*What is needed*
Extract all of the data and reproduce it precisely.

*Given information*
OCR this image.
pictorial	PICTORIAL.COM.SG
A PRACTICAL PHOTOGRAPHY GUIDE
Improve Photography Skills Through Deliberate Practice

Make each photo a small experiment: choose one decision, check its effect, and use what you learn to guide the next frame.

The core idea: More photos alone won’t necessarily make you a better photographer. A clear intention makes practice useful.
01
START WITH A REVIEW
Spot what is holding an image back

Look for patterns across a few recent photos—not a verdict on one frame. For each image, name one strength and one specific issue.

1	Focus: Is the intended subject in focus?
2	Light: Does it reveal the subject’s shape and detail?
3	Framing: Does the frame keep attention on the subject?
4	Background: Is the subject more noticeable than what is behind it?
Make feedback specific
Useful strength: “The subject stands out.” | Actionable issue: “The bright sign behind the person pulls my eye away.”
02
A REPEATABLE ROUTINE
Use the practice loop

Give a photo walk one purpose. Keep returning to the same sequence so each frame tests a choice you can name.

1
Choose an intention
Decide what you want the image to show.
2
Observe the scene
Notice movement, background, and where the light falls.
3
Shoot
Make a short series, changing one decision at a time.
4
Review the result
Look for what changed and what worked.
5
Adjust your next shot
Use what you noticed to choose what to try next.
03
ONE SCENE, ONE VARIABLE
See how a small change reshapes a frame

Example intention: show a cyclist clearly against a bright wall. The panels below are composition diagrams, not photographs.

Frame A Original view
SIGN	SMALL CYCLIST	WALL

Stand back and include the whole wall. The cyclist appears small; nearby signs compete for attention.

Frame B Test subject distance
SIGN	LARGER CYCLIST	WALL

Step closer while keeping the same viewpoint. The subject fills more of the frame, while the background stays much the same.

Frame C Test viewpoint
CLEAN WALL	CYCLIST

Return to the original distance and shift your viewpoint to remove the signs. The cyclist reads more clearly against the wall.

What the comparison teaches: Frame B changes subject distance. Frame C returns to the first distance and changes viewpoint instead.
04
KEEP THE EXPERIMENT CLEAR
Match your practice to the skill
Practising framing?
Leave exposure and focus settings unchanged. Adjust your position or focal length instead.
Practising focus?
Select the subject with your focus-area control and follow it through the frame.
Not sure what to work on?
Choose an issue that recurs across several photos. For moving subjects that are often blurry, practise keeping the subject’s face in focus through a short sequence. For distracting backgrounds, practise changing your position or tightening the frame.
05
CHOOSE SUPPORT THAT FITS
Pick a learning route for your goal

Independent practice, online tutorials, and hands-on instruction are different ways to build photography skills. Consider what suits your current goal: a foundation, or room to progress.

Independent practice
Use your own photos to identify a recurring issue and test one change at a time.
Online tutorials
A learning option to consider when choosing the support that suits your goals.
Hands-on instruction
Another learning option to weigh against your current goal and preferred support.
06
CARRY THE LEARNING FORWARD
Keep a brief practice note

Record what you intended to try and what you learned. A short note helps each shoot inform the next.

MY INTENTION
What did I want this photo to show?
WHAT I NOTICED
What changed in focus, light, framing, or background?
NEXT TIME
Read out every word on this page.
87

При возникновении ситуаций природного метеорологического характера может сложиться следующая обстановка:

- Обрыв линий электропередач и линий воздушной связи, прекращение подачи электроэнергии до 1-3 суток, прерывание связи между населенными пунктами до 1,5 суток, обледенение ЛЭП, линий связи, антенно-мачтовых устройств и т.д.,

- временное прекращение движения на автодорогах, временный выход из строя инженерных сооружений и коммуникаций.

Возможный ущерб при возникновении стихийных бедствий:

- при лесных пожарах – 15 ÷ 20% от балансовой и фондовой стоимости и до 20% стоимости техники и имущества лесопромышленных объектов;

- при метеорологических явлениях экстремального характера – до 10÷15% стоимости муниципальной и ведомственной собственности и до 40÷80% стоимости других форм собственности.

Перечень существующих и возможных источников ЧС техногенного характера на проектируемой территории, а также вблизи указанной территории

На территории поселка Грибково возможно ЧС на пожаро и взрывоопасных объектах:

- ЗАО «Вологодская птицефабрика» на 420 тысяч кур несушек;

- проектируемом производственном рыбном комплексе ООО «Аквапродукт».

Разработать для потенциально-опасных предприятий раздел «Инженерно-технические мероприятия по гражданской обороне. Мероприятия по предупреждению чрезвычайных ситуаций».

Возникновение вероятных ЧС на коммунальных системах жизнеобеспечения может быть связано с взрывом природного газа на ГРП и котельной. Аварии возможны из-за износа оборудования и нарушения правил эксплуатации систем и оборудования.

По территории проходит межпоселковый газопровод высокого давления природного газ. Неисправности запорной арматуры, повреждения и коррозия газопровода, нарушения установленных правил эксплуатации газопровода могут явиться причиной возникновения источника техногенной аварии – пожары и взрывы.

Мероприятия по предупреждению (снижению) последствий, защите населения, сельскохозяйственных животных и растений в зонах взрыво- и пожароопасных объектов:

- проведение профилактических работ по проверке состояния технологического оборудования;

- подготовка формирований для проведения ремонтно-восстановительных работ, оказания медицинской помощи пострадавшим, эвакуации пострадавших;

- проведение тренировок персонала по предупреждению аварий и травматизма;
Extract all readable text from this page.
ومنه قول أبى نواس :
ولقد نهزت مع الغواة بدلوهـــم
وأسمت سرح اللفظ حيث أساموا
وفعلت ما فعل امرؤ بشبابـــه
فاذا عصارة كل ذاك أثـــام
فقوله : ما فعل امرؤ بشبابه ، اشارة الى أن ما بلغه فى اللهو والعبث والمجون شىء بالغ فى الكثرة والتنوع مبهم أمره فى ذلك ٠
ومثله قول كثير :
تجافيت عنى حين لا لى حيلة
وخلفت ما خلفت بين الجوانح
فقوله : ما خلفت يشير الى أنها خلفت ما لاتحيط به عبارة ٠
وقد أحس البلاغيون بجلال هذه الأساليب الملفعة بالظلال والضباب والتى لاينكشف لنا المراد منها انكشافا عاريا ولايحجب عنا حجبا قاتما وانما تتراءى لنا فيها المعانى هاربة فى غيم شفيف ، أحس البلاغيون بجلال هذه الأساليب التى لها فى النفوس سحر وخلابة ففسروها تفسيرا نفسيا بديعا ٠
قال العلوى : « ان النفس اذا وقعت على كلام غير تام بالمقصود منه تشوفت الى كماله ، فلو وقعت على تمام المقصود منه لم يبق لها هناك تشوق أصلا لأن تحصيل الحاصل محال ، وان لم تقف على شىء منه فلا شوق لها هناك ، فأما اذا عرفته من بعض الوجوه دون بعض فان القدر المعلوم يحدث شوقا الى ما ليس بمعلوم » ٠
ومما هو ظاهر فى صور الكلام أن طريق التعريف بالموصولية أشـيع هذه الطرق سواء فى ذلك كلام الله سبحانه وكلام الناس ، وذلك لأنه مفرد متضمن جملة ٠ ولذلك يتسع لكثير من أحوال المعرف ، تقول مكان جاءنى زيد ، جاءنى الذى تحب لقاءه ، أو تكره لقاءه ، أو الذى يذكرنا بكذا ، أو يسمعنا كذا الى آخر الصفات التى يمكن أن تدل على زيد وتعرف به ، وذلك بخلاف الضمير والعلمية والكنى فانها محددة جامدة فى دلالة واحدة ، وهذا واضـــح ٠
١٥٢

*Result for this task*
OCR this image.
pictorial	PICTORIAL.COM.SG
A PRACTICAL PHOTOGRAPHY GUIDE
Improve Photography Skills Through Deliberate Practice

Make each photo a small experiment: choose one decision, check its effect, and use what you learn to guide the next frame.

The core idea: More photos alone won’t necessarily make you a better photographer. A clear intention makes practice useful.
01
START WITH A REVIEW
Spot what is holding an image back

Look for patterns across a few recent photos—not a verdict on one frame. For each image, name one strength and one specific issue.

1	Focus: Is the intended subject in focus?
2	Light: Does it reveal the subject’s shape and detail?
3	Framing: Does the frame keep attention on the subject?
4	Background: Is the subject more noticeable than what is behind it?
Make feedback specific
Useful strength: “The subject stands out.” | Actionable issue: “The bright sign behind the person pulls my eye away.”
02
A REPEATABLE ROUTINE
Use the practice loop

Give a photo walk one purpose. Keep returning to the same sequence so each frame tests a choice you can name.

1
Choose an intention
Decide what you want the image to show.
2
Observe the scene
Notice movement, background, and where the light falls.
3
Shoot
Make a short series, changing one decision at a time.
4
Review the result
Look for what changed and what worked.
5
Adjust your next shot
Use what you noticed to choose what to try next.
03
ONE SCENE, ONE VARIABLE
See how a small change reshapes a frame

Example intention: show a cyclist clearly against a bright wall. The panels below are composition diagrams, not photographs.

Frame A Original view
SIGN	SMALL CYCLIST	WALL

Stand back and include the whole wall. The cyclist appears small; nearby signs compete for attention.

Frame B Test subject distance
SIGN	LARGER CYCLIST	WALL

Step closer while keeping the same viewpoint. The subject fills more of the frame, while the background stays much the same.

Frame C Test viewpoint
CLEAN WALL	CYCLIST

Return to the original distance and shift your viewpoint to remove the signs. The cyclist reads more clearly against the wall.

What the comparison teaches: Frame B changes subject distance. Frame C returns to the first distance and changes viewpoint instead.
04
KEEP THE EXPERIMENT CLEAR
Match your practice to the skill
Practising framing?
Leave exposure and focus settings unchanged. Adjust your position or focal length instead.
Practising focus?
Select the subject with your focus-area control and follow it through the frame.
Not sure what to work on?
Choose an issue that recurs across several photos. For moving subjects that are often blurry, practise keeping the subject’s face in focus through a short sequence. For distracting backgrounds, practise changing your position or tightening the frame.
05
CHOOSE SUPPORT THAT FITS
Pick a learning route for your goal

Independent practice, online tutorials, and hands-on instruction are different ways to build photography skills. Consider what suits your current goal: a foundation, or room to progress.

Independent practice
Use your own photos to identify a recurring issue and test one change at a time.
Online tutorials
A learning option to consider when choosing the support that suits your goals.
Hands-on instruction
Another learning option to weigh against your current goal and preferred support.
06
CARRY THE LEARNING FORWARD
Keep a brief practice note

Record what you intended to try and what you learned. A short note helps each shoot inform the next.

MY INTENTION
What did I want this photo to show?
WHAT I NOTICED
What changed in focus, light, framing, or background?
NEXT TIME
Read out every word on this page.
87

При возникновении ситуаций природного метеорологического характера может сложиться следующая обстановка:

- Обрыв линий электропередач и линий воздушной связи, прекращение подачи электроэнергии до 1-3 суток, прерывание связи между населенными пунктами до 1,5 суток, обледенение ЛЭП, линий связи, антенно-мачтовых устройств и т.д.,

- временное прекращение движения на автодорогах, временный выход из строя инженерных сооружений и коммуникаций.

Возможный ущерб при возникновении стихийных бедствий:

- при лесных пожарах – 15 ÷ 20% от балансовой и фондовой стоимости и до 20% стоимости техники и имущества лесопромышленных объектов;

- при метеорологических явлениях экстремального характера – до 10÷15% стоимости муниципальной и ведомственной собственности и до 40÷80% стоимости других форм собственности.

Перечень существующих и возможных источников ЧС техногенного характера на проектируемой территории, а также вблизи указанной территории

На территории поселка Грибково возможно ЧС на пожаро и взрывоопасных объектах:

- ЗАО «Вологодская птицефабрика» на 420 тысяч кур несушек;

- проектируемом производственном рыбном комплексе ООО «Аквапродукт».

Разработать для потенциально-опасных предприятий раздел «Инженерно-технические мероприятия по гражданской обороне. Мероприятия по предупреждению чрезвычайных ситуаций».

Возникновение вероятных ЧС на коммунальных системах жизнеобеспечения может быть связано с взрывом природного газа на ГРП и котельной. Аварии возможны из-за износа оборудования и нарушения правил эксплуатации систем и оборудования.

По территории проходит межпоселковый газопровод высокого давления природного газ. Неисправности запорной арматуры, повреждения и коррозия газопровода, нарушения установленных правил эксплуатации газопровода могут явиться причиной возникновения источника техногенной аварии – пожары и взрывы.

Мероприятия по предупреждению (снижению) последствий, защите населения, сельскохозяйственных животных и растений в зонах взрыво- и пожароопасных объектов:

- проведение профилактических работ по проверке состояния технологического оборудования;

- подготовка формирований для проведения ремонтно-восстановительных работ, оказания медицинской помощи пострадавшим, эвакуации пострадавших;

- проведение тренировок персонала по предупреждению аварий и травматизма;
Extract all readable text from this page.
ومنه قول أبى نواس :
ولقد نهزت مع الغواة بدلوهـــم
وأسمت سرح اللفظ حيث أساموا
وفعلت ما فعل امرؤ بشبابـــه
فاذا عصارة كل ذاك أثـــام
فقوله : ما فعل امرؤ بشبابه ، اشارة الى أن ما بلغه فى اللهو والعبث والمجون شىء بالغ فى الكثرة والتنوع مبهم أمره فى ذلك ٠
ومثله قول كثير :
تجافيت عنى حين لا لى حيلة
وخلفت ما خلفت بين الجوانح
فقوله : ما خلفت يشير الى أنها خلفت ما لاتحيط به عبارة ٠
وقد أحس البلاغيون بجلال هذه الأساليب الملفعة بالظلال والضباب والتى لاينكشف لنا المراد منها انكشافا عاريا ولايحجب عنا حجبا قاتما وانما تتراءى لنا فيها المعانى هاربة فى غيم شفيف ، أحس البلاغيون بجلال هذه الأساليب التى لها فى النفوس سحر وخلابة ففسروها تفسيرا نفسيا بديعا ٠
قال العلوى : « ان النفس اذا وقعت على كلام غير تام بالمقصود منه تشوفت الى كماله ، فلو وقعت على تمام المقصود منه لم يبق لها هناك تشوق أصلا لأن تحصيل الحاصل محال ، وان لم تقف على شىء منه فلا شوق لها هناك ، فأما اذا عرفته من بعض الوجوه دون بعض فان القدر المعلوم يحدث شوقا الى ما ليس بمعلوم » ٠
ومما هو ظاهر فى صور الكلام أن طريق التعريف بالموصولية أشـيع هذه الطرق سواء فى ذلك كلام الله سبحانه وكلام الناس ، وذلك لأنه مفرد متضمن جملة ٠ ولذلك يتسع لكثير من أحوال المعرف ، تقول مكان جاءنى زيد ، جاءنى الذى تحب لقاءه ، أو تكره لقاءه ، أو الذى يذكرنا بكذا ، أو يسمعنا كذا الى آخر الصفات التى يمكن أن تدل على زيد وتعرف به ، وذلك بخلاف الضمير والعلمية والكنى فانها محددة جامدة فى دلالة واحدة ، وهذا واضـــح ٠
١٥٢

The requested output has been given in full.